— BEGIN Entries shown —
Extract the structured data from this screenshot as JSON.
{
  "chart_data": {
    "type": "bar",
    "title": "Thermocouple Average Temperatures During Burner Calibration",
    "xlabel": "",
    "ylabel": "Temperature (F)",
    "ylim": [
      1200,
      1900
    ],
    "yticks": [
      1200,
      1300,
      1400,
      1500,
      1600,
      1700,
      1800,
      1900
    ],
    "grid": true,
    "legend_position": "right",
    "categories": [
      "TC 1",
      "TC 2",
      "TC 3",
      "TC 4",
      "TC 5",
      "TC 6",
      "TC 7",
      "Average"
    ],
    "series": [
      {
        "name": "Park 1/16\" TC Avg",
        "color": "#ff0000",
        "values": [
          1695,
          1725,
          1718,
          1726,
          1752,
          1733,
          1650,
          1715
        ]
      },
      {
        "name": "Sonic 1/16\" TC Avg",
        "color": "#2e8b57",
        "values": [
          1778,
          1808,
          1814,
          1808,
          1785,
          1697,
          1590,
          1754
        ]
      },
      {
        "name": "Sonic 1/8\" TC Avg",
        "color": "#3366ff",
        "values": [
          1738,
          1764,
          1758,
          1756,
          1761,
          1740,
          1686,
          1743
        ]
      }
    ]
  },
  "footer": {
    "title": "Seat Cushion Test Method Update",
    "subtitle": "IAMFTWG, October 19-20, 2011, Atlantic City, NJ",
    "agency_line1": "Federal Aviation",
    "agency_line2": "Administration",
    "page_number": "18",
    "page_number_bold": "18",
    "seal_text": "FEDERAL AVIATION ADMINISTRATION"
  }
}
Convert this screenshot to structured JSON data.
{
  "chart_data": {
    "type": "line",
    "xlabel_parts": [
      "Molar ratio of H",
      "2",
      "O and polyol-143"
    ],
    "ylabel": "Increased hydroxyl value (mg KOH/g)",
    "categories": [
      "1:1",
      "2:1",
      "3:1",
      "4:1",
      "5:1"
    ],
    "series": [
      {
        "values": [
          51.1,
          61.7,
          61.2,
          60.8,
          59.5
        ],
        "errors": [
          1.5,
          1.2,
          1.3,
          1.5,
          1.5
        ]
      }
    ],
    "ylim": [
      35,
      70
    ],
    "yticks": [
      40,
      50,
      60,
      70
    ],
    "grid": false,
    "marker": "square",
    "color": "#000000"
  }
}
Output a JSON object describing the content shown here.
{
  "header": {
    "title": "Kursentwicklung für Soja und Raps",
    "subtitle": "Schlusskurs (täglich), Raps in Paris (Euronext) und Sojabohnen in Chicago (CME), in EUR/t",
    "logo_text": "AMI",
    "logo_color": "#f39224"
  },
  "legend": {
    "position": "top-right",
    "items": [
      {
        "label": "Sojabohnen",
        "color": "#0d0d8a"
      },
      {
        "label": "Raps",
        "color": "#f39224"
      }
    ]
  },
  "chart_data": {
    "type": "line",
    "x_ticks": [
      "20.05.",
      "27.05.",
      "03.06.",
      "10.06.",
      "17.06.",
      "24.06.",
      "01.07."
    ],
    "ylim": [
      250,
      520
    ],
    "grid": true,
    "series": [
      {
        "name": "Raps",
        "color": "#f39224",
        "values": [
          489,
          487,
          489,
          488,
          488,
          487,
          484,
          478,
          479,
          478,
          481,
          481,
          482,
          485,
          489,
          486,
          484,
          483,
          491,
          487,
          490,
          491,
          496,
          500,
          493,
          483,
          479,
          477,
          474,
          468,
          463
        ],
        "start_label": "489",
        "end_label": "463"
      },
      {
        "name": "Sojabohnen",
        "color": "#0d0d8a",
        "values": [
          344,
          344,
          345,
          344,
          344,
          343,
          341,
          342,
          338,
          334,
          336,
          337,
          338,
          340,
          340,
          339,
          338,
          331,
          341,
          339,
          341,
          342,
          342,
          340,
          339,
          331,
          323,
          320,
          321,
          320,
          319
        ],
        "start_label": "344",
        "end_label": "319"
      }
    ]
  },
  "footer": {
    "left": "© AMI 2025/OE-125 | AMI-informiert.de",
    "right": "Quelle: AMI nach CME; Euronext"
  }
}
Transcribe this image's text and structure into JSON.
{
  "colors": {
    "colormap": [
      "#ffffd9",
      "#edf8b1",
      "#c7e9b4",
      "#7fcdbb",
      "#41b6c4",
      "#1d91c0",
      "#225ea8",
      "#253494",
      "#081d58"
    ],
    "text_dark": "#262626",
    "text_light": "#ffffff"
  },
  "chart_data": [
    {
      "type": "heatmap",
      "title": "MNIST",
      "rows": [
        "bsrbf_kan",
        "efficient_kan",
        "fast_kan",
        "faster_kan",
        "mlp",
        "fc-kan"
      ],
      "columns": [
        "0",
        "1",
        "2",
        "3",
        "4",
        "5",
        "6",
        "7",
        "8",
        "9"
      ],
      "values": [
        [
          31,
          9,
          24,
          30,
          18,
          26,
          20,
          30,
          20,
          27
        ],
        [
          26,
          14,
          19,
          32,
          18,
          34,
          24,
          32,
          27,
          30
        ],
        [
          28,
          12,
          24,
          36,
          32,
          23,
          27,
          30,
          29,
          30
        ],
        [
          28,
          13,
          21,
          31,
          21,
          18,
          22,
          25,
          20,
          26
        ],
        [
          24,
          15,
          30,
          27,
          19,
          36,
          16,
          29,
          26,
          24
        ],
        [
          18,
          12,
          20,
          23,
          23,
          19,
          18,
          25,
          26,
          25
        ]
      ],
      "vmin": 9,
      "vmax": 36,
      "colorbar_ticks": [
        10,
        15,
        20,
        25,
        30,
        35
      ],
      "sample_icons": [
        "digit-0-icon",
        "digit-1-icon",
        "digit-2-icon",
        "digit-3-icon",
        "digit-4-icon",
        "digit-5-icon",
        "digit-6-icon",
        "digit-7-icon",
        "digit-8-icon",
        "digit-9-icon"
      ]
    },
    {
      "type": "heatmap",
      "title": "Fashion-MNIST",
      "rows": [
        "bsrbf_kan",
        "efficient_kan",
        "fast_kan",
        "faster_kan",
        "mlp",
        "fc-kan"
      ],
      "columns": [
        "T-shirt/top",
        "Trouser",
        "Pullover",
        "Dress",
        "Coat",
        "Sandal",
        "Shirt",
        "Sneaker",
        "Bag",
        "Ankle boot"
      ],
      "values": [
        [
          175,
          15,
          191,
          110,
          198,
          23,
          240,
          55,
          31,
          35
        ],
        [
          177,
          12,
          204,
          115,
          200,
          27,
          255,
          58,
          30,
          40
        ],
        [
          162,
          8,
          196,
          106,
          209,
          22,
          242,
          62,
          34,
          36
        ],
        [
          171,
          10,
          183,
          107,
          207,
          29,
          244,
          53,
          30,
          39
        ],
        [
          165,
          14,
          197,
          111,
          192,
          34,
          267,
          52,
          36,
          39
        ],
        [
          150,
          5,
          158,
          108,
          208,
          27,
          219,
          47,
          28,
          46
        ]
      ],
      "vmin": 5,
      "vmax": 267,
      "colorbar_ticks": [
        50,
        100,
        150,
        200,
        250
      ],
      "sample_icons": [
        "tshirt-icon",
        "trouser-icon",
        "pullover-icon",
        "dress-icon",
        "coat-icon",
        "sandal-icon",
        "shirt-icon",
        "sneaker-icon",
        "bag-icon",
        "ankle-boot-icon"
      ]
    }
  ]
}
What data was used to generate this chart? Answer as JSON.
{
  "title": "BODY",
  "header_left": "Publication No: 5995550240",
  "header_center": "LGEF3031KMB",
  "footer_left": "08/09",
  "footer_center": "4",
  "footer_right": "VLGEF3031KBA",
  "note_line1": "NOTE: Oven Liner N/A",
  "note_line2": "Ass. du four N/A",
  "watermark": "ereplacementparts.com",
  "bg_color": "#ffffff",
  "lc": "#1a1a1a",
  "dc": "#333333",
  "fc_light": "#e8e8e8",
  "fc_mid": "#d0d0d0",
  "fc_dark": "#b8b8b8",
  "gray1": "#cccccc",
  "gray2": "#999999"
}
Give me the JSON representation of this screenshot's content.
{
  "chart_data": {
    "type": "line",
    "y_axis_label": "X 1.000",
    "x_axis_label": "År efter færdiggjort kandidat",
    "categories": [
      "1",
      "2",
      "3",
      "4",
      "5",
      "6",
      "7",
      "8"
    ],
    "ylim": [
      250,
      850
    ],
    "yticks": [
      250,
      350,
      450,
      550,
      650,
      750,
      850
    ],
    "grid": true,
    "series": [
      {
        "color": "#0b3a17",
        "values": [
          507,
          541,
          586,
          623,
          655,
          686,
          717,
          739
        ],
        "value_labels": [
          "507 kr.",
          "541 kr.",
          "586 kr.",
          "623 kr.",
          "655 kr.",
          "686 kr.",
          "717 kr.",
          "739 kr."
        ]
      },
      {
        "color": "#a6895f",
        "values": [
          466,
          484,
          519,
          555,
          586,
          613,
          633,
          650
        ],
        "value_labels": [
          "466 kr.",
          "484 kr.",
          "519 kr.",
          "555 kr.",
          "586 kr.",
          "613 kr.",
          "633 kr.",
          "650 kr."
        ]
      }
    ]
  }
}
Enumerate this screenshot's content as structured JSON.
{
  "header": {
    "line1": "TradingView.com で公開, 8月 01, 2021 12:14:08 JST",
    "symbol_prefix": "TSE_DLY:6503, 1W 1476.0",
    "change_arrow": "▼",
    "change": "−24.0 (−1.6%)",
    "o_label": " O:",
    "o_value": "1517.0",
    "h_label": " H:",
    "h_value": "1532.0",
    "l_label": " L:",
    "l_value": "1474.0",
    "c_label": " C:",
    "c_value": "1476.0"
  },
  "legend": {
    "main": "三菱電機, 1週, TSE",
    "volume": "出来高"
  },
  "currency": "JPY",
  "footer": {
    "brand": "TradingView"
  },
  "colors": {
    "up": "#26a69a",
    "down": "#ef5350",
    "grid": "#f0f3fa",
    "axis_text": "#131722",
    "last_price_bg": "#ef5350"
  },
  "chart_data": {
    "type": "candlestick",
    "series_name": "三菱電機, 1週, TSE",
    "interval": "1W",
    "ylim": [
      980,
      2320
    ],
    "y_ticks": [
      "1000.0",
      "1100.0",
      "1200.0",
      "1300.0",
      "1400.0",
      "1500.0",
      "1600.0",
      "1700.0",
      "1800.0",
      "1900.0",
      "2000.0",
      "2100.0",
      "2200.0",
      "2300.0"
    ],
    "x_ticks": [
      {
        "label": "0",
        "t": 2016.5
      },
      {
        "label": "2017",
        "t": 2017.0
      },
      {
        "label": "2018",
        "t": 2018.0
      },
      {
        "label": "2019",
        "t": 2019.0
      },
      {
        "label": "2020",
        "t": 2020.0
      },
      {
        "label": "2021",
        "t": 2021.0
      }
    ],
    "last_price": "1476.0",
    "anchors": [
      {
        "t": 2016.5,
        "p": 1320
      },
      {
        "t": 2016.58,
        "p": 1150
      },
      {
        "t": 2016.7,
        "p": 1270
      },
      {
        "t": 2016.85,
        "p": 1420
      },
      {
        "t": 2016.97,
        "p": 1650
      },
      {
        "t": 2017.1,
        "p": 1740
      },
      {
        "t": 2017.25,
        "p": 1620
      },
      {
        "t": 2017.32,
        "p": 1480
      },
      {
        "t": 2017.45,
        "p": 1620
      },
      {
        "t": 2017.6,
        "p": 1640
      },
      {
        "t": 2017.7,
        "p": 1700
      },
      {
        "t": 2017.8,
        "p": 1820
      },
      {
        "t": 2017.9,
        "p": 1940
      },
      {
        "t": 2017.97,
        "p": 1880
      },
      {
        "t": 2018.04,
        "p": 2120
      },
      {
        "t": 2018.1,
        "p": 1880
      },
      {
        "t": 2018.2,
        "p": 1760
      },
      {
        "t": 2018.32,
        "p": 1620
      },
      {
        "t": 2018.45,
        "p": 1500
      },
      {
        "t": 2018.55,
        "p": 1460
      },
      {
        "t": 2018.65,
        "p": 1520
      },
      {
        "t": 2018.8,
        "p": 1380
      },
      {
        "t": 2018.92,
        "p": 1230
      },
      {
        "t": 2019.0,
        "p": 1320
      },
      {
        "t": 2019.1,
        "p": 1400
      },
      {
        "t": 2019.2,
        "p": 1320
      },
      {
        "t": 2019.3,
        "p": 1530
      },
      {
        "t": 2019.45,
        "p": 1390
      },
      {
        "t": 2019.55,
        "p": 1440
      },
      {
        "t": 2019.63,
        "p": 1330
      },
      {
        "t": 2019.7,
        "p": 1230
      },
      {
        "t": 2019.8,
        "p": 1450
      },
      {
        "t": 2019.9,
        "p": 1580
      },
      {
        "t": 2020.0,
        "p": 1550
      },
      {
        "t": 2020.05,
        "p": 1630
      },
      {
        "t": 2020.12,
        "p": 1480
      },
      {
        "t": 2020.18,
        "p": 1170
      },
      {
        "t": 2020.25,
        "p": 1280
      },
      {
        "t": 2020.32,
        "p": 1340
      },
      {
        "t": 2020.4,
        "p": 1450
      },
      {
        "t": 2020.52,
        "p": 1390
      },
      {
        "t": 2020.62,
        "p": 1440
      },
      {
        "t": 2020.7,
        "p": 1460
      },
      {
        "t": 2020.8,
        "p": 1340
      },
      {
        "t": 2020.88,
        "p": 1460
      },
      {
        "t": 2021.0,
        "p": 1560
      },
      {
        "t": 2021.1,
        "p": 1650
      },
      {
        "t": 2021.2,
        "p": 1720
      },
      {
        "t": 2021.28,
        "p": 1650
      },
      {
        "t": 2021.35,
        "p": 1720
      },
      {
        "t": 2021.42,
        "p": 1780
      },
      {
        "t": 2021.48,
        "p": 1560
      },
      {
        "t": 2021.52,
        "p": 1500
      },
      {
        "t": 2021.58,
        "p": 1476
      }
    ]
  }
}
— END Entries shown —
Locate all lines in the listing above with the word "digit". Copy them.

        "digit-0-icon",
        "digit-1-icon",
        "digit-2-icon",
        "digit-3-icon",
        "digit-4-icon",
        "digit-5-icon",
        "digit-6-icon",
        "digit-7-icon",
        "digit-8-icon",
        "digit-9-icon"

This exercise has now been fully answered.